**Task prompt**
Faithfully return all lines, omitting every embedded picture.

**Listed entries**

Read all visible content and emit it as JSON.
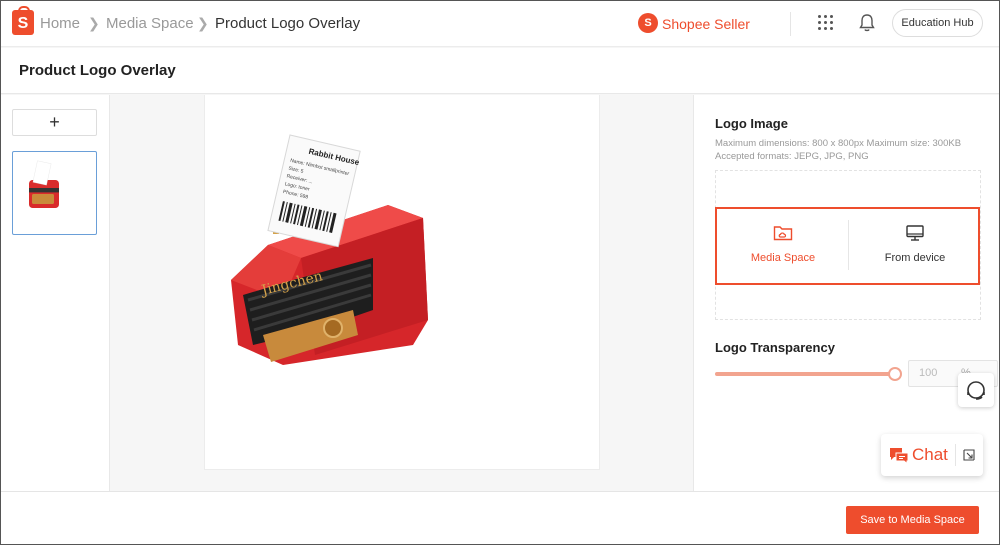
{
  "colors": {
    "accent": "#ee4d2d",
    "slider": "#f2a48f",
    "selected_thumb_border": "#6a9fd8"
  },
  "header": {
    "logo_letter": "S",
    "breadcrumb": [
      "Home",
      "Media Space",
      "Product Logo Overlay"
    ],
    "brand_text": "Shopee Seller",
    "brand_icon": "shopee-bag-icon",
    "education_hub": "Education Hub"
  },
  "page": {
    "title": "Product Logo Overlay"
  },
  "thumbnails": {
    "add_label": "+",
    "selected_index": 0
  },
  "canvas": {
    "product_image": "red-label-printer",
    "receipt_lines": [
      "Rabbit House",
      "Name: Niimbot smallprinter",
      "Size: 5",
      "Receiver: ...",
      "Logo: toner",
      "Phone: 598"
    ],
    "printer_brand": "Jingchen"
  },
  "logo_image": {
    "title": "Logo Image",
    "hint_dimensions": "Maximum dimensions: 800 x 800px Maximum size: 300KB",
    "hint_formats": "Accepted formats: JEPG, JPG, PNG",
    "option_media": "Media Space",
    "option_device": "From device",
    "icon_media": "folder-cloud-icon",
    "icon_device": "monitor-icon"
  },
  "transparency": {
    "title": "Logo Transparency",
    "value": "100",
    "unit": "%",
    "slider_fraction": 1.0
  },
  "chat": {
    "label": "Chat"
  },
  "footer": {
    "save_label": "Save to Media Space"
  }
}
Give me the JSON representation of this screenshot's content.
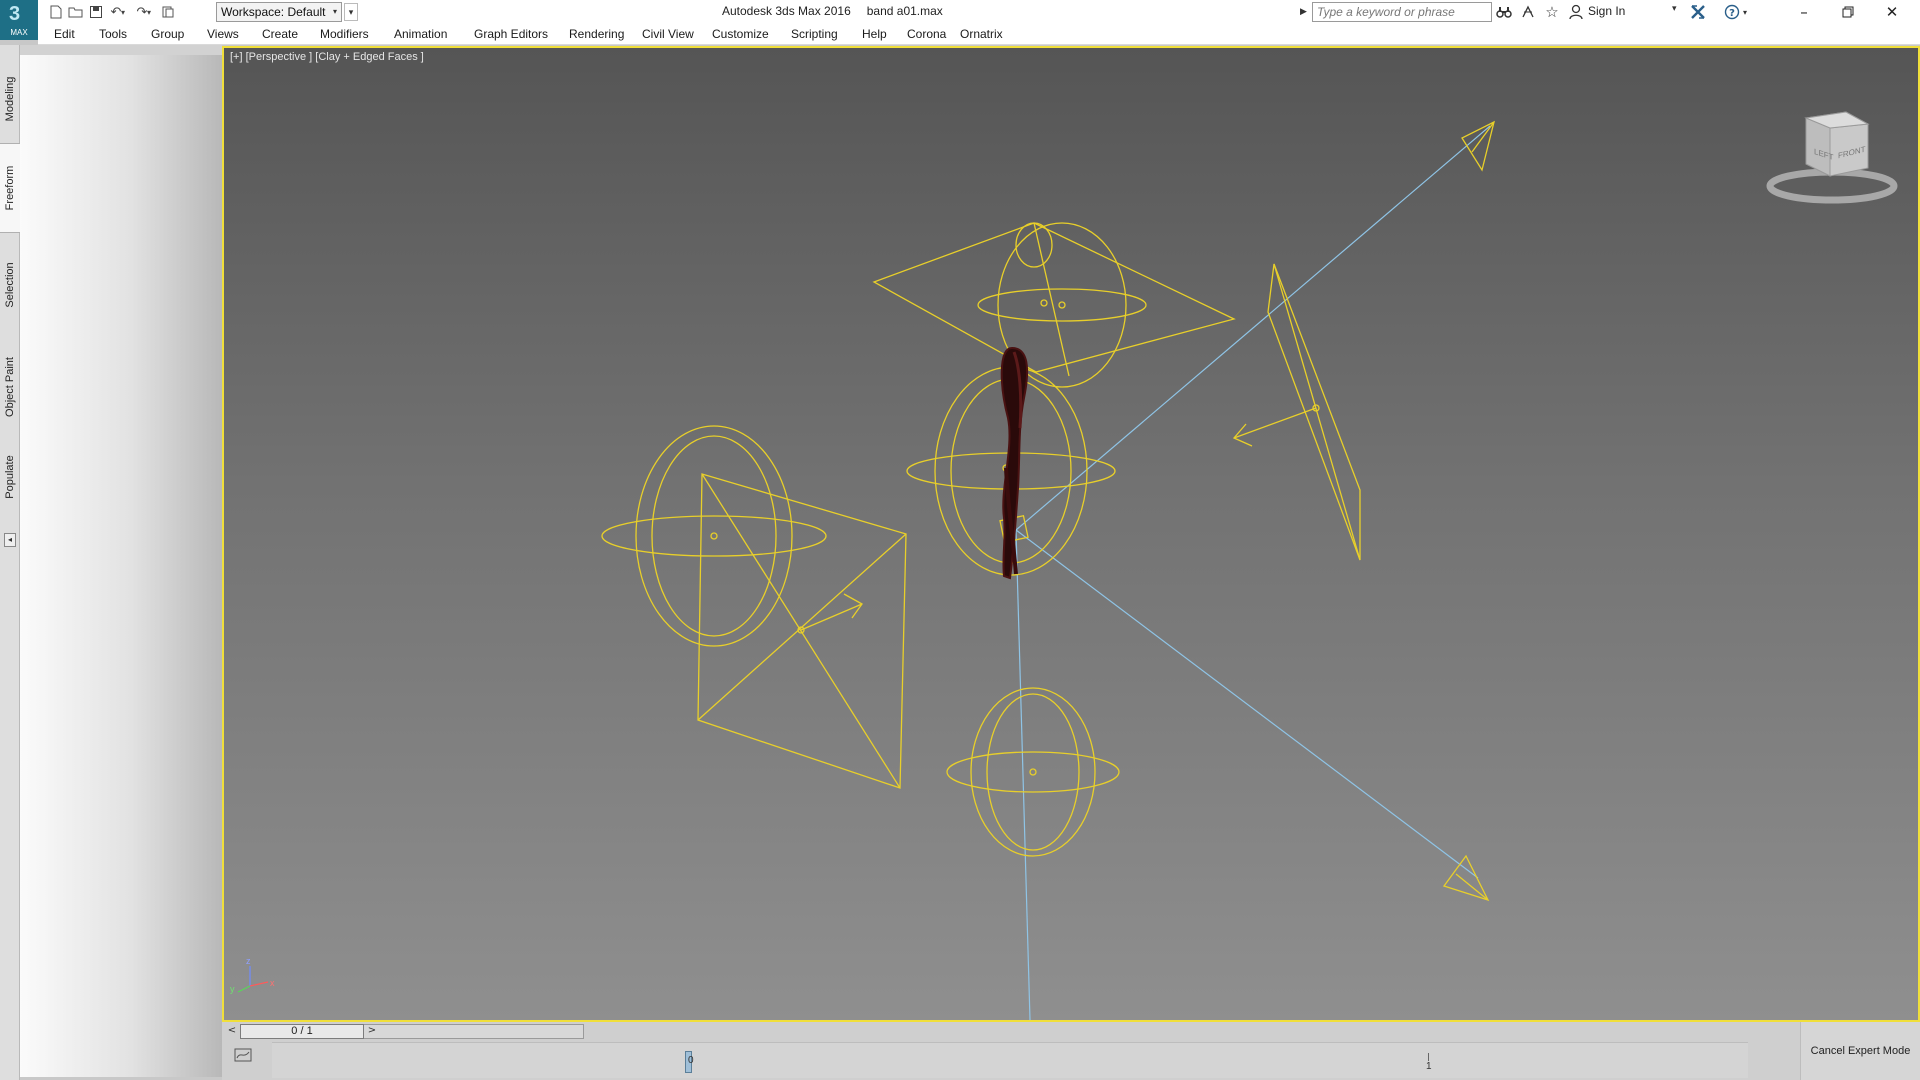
{
  "app": {
    "logo_label": "MAX",
    "workspace": "Workspace: Default",
    "app_title": "Autodesk 3ds Max 2016",
    "file_name": "band a01.max",
    "search_placeholder": "Type a keyword or phrase",
    "sign_in": "Sign In"
  },
  "quick_access_icons": [
    "new-file-icon",
    "open-file-icon",
    "save-icon",
    "undo-icon",
    "redo-icon",
    "project-folder-icon"
  ],
  "title_icons": [
    "binoculars-icon",
    "communication-center-icon",
    "favorites-star-icon",
    "user-icon",
    "exchange-x-icon",
    "help-icon"
  ],
  "window_controls": [
    "minimize",
    "restore",
    "close"
  ],
  "menu": {
    "items": [
      "Edit",
      "Tools",
      "Group",
      "Views",
      "Create",
      "Modifiers",
      "Animation",
      "Graph Editors",
      "Rendering",
      "Civil View",
      "Customize",
      "Scripting",
      "Help",
      "Corona",
      "Ornatrix"
    ]
  },
  "ribbon_tabs": {
    "items": [
      "Modeling",
      "Freeform",
      "Selection",
      "Object Paint",
      "Populate"
    ],
    "active": "Freeform"
  },
  "viewport": {
    "label": "[+] [Perspective ] [Clay + Edged Faces ]",
    "viewcube_left": "LEFT",
    "viewcube_front": "FRONT",
    "axis_x": "x",
    "axis_y": "y",
    "axis_z": "z",
    "wire_color": "#e8cf2a",
    "target_line_color": "#8fc4e6",
    "border_color": "#f0df3a"
  },
  "timeline": {
    "slider_text": "0 / 1",
    "prev": "<",
    "next": ">",
    "frame_start": "0",
    "frame_end": "1",
    "expert_button": "Cancel Expert Mode"
  }
}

**Solution to this problem**
Read all visible content and emit it as JSON.
{
  "colors": {
    "accent": "#ee4d2d",
    "slider": "#f2a48f",
    "selected_thumb_border": "#6a9fd8"
  },
  "header": {
    "logo_letter": "S",
    "breadcrumb": [
      "Home",
      "Media Space",
      "Product Logo Overlay"
    ],
    "brand_text": "Shopee Seller",
    "brand_icon": "shopee-bag-icon",
    "education_hub": "Education Hub"
  },
  "page": {
    "title": "Product Logo Overlay"
  },
  "thumbnails": {
    "add_label": "+",
    "selected_index": 0
  },
  "canvas": {
    "product_image": "red-label-printer",
    "receipt_lines": [
      "Rabbit House",
      "Name: Niimbot smallprinter",
      "Size: 5",
      "Receiver: ...",
      "Logo: toner",
      "Phone: 598"
    ],
    "printer_brand": "Jingchen"
  },
  "logo_image": {
    "title": "Logo Image",
    "hint_dimensions": "Maximum dimensions: 800 x 800px Maximum size: 300KB",
    "hint_formats": "Accepted formats: JEPG, JPG, PNG",
    "option_media": "Media Space",
    "option_device": "From device",
    "icon_media": "folder-cloud-icon",
    "icon_device": "monitor-icon"
  },
  "transparency": {
    "title": "Logo Transparency",
    "value": "100",
    "unit": "%",
    "slider_fraction": 1.0
  },
  "chat": {
    "label": "Chat"
  },
  "footer": {
    "save_label": "Save to Media Space"
  }
}
Give me the JSON representation of this screenshot's content.
{
  "app": {
    "logo_label": "MAX",
    "workspace": "Workspace: Default",
    "app_title": "Autodesk 3ds Max 2016",
    "file_name": "band a01.max",
    "search_placeholder": "Type a keyword or phrase",
    "sign_in": "Sign In"
  },
  "quick_access_icons": [
    "new-file-icon",
    "open-file-icon",
    "save-icon",
    "undo-icon",
    "redo-icon",
    "project-folder-icon"
  ],
  "title_icons": [
    "binoculars-icon",
    "communication-center-icon",
    "favorites-star-icon",
    "user-icon",
    "exchange-x-icon",
    "help-icon"
  ],
  "window_controls": [
    "minimize",
    "restore",
    "close"
  ],
  "menu": {
    "items": [
      "Edit",
      "Tools",
      "Group",
      "Views",
      "Create",
      "Modifiers",
      "Animation",
      "Graph Editors",
      "Rendering",
      "Civil View",
      "Customize",
      "Scripting",
      "Help",
      "Corona",
      "Ornatrix"
    ]
  },
  "ribbon_tabs": {
    "items": [
      "Modeling",
      "Freeform",
      "Selection",
      "Object Paint",
      "Populate"
    ],
    "active": "Freeform"
  },
  "viewport": {
    "label": "[+] [Perspective ] [Clay + Edged Faces ]",
    "viewcube_left": "LEFT",
    "viewcube_front": "FRONT",
    "axis_x": "x",
    "axis_y": "y",
    "axis_z": "z",
    "wire_color": "#e8cf2a",
    "target_line_color": "#8fc4e6",
    "border_color": "#f0df3a"
  },
  "timeline": {
    "slider_text": "0 / 1",
    "prev": "<",
    "next": ">",
    "frame_start": "0",
    "frame_end": "1",
    "expert_button": "Cancel Expert Mode"
  }
}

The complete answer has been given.